Copy each line below that contains "text".

-=-=-=-=-

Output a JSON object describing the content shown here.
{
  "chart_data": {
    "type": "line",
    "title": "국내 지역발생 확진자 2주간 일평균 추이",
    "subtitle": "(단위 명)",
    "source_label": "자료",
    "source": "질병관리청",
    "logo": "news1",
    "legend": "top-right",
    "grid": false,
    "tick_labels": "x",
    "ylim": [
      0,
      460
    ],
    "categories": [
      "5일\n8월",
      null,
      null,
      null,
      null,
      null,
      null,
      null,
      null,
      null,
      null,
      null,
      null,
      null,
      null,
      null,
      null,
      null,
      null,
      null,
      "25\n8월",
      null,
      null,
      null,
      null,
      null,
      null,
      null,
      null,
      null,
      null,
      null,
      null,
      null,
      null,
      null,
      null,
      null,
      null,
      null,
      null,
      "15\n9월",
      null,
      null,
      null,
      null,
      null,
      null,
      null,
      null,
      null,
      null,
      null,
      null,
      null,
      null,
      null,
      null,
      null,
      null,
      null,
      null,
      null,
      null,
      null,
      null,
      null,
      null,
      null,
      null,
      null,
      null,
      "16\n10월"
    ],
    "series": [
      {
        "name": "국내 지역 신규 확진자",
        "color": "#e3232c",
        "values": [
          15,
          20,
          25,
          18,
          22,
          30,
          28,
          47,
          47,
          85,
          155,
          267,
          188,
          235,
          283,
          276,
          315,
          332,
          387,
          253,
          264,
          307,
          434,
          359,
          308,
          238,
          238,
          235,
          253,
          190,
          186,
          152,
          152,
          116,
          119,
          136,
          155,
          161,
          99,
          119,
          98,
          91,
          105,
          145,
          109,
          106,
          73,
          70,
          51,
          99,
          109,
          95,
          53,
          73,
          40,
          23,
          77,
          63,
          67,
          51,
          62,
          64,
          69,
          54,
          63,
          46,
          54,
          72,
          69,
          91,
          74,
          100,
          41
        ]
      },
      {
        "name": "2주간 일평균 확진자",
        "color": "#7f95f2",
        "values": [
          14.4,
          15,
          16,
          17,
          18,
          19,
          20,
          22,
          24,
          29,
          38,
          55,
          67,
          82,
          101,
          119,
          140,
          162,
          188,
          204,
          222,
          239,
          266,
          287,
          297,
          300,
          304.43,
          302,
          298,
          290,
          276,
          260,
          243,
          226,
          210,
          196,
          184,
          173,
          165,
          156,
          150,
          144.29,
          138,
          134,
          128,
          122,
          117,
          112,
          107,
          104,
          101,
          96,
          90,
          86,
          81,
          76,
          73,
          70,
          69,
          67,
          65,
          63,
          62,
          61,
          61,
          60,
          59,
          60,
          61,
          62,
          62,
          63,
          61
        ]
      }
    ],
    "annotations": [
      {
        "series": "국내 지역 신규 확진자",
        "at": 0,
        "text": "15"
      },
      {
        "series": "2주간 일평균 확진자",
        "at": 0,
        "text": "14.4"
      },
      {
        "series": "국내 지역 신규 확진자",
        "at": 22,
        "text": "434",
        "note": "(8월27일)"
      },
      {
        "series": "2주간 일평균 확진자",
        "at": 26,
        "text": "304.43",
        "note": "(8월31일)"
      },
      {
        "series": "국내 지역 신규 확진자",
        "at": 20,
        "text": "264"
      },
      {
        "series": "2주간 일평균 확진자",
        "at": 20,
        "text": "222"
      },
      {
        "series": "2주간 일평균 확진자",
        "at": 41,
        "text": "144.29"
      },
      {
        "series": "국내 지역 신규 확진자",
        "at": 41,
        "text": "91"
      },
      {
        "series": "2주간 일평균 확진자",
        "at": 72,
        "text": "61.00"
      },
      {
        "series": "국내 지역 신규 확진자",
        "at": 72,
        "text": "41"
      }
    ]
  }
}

-=-=-=-=-

» Output of the task:
        "text": "15"
        "text": "14.4"
        "text": "434",
        "text": "304.43",
        "text": "264"
        "text": "222"
        "text": "144.29"
        "text": "91"
        "text": "61.00"
        "text": "41"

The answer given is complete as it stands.